#### WORK TO BE COMPLETED
Will you give the material below again, every line exactly as it is?

#### Recorded data
---*---
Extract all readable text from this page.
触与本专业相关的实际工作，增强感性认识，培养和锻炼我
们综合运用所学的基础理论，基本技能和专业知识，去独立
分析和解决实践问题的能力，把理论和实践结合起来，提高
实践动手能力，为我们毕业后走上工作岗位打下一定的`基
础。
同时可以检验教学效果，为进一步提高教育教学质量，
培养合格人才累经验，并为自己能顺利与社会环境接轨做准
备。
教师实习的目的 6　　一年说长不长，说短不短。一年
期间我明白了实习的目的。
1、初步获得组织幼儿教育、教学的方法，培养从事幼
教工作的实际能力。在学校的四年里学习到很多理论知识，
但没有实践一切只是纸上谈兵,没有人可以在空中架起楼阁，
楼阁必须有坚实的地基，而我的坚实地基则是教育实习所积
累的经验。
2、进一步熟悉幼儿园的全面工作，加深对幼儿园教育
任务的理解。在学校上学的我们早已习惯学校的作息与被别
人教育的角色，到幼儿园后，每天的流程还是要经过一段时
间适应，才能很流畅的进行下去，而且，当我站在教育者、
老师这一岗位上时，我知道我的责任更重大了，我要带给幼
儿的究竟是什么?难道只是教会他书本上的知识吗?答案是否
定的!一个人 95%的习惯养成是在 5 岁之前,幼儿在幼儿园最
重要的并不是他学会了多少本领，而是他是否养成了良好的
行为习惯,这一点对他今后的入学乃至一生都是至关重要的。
---*---
#### ANSWER TO THIS PROBLEM
Extract all readable text from this page.
触与本专业相关的实际工作，增强感性认识，培养和锻炼我
们综合运用所学的基础理论，基本技能和专业知识，去独立
分析和解决实践问题的能力，把理论和实践结合起来，提高
实践动手能力，为我们毕业后走上工作岗位打下一定的`基
础。
同时可以检验教学效果，为进一步提高教育教学质量，
培养合格人才累经验，并为自己能顺利与社会环境接轨做准
备。
教师实习的目的 6　　一年说长不长，说短不短。一年
期间我明白了实习的目的。
1、初步获得组织幼儿教育、教学的方法，培养从事幼
教工作的实际能力。在学校的四年里学习到很多理论知识，
但没有实践一切只是纸上谈兵,没有人可以在空中架起楼阁，
楼阁必须有坚实的地基，而我的坚实地基则是教育实习所积
累的经验。
2、进一步熟悉幼儿园的全面工作，加深对幼儿园教育
任务的理解。在学校上学的我们早已习惯学校的作息与被别
人教育的角色，到幼儿园后，每天的流程还是要经过一段时
间适应，才能很流畅的进行下去，而且，当我站在教育者、
老师这一岗位上时，我知道我的责任更重大了，我要带给幼
儿的究竟是什么?难道只是教会他书本上的知识吗?答案是否
定的!一个人 95%的习惯养成是在 5 岁之前,幼儿在幼儿园最
重要的并不是他学会了多少本领，而是他是否养成了良好的
行为习惯,这一点对他今后的入学乃至一生都是至关重要的。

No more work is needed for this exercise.